[Recorded data]
==========
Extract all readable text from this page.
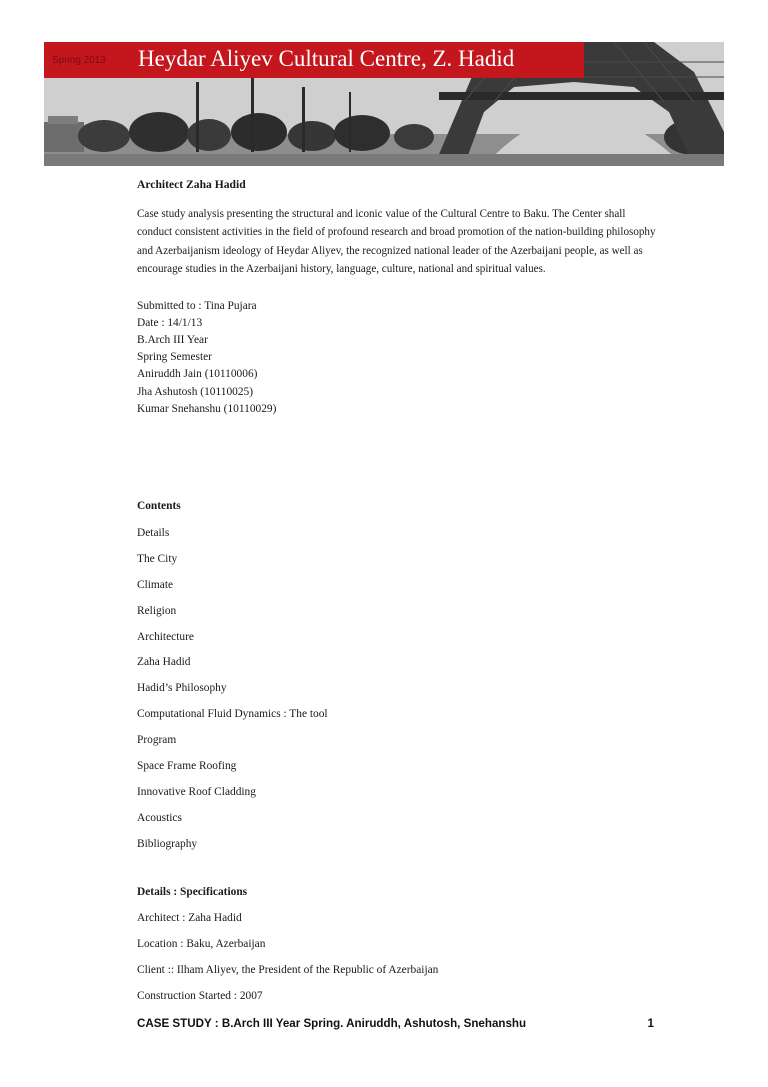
Spring 2013 Heydar Aliyev Cultural Centre, Z. Hadid
Architect Zaha Hadid
Case study analysis presenting the structural and iconic value of the Cultural Centre to Baku. The Center shall conduct consistent activities in the field of profound research and broad promotion of the nation-building philosophy and Azerbaijanism ideology of Heydar Aliyev, the recognized national leader of the Azerbaijani people, as well as encourage studies in the Azerbaijani history, language, culture, national and spiritual values.
Submitted to : Tina Pujara
Date : 14/1/13
B.Arch III Year
Spring Semester
Aniruddh Jain (10110006)
Jha Ashutosh (10110025)
Kumar Snehanshu (10110029)
Contents
Details
The City
Climate
Religion
Architecture
Zaha Hadid
Hadid’s Philosophy
Computational Fluid Dynamics : The tool
Program
Space Frame Roofing
Innovative Roof Cladding
Acoustics
Bibliography
Details : Specifications
Architect : Zaha Hadid
Location : Baku, Azerbaijan
Client :: Ilham Aliyev, the President of the Republic of Azerbaijan
Construction Started : 2007
CASE STUDY : B.Arch III Year Spring. Aniruddh, Ashutosh, Snehanshu	1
==========
• WORK TO DO:
Filter the listing above by the word "Baku"; copy each line that passes.

• RESPONSE:
Case study analysis presenting the structural and iconic value of the Cultural Centre to Baku. The Center shall conduct consistent activities in the field of profound research and broad promotion of the nation-building philosophy and Azerbaijanism ideology of Heydar Aliyev, the recognized national leader of the Azerbaijani people, as well as encourage studies in the Azerbaijani history, language, culture, national and spiritual values.
Location : Baku, Azerbaijan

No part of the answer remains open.